» GIVEN PROBLEM
Extract each line from the entries below that has the string "则它的平方不是正数" in it.

### DATA FOR PROCESSING ###

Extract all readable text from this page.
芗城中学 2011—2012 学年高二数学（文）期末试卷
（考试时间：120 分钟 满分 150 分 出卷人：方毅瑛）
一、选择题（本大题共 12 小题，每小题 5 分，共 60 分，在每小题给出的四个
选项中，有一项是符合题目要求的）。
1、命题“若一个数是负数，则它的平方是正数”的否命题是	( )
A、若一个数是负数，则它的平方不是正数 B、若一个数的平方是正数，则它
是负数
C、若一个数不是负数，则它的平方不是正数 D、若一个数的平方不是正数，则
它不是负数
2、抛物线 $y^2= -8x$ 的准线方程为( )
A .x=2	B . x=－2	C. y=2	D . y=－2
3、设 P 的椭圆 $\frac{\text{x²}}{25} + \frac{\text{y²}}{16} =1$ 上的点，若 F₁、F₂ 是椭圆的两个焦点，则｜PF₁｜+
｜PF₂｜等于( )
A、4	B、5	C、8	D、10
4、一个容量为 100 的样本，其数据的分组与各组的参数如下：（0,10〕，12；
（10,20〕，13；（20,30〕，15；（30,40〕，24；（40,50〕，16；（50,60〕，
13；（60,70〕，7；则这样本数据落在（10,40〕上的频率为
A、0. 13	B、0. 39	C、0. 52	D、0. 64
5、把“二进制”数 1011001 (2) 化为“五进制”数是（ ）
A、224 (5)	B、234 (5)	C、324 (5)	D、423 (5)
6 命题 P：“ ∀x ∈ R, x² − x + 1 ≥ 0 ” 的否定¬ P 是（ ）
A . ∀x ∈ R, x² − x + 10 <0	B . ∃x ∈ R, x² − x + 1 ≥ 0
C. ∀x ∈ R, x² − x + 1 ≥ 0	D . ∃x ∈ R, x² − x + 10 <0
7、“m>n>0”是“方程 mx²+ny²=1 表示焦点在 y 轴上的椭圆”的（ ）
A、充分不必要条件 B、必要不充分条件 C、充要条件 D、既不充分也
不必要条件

###

» COMPLETE OUTPUT
A、若一个数是负数，则它的平方不是正数 B、若一个数的平方是正数，则它
C、若一个数不是负数，则它的平方不是正数 D、若一个数的平方不是正数，则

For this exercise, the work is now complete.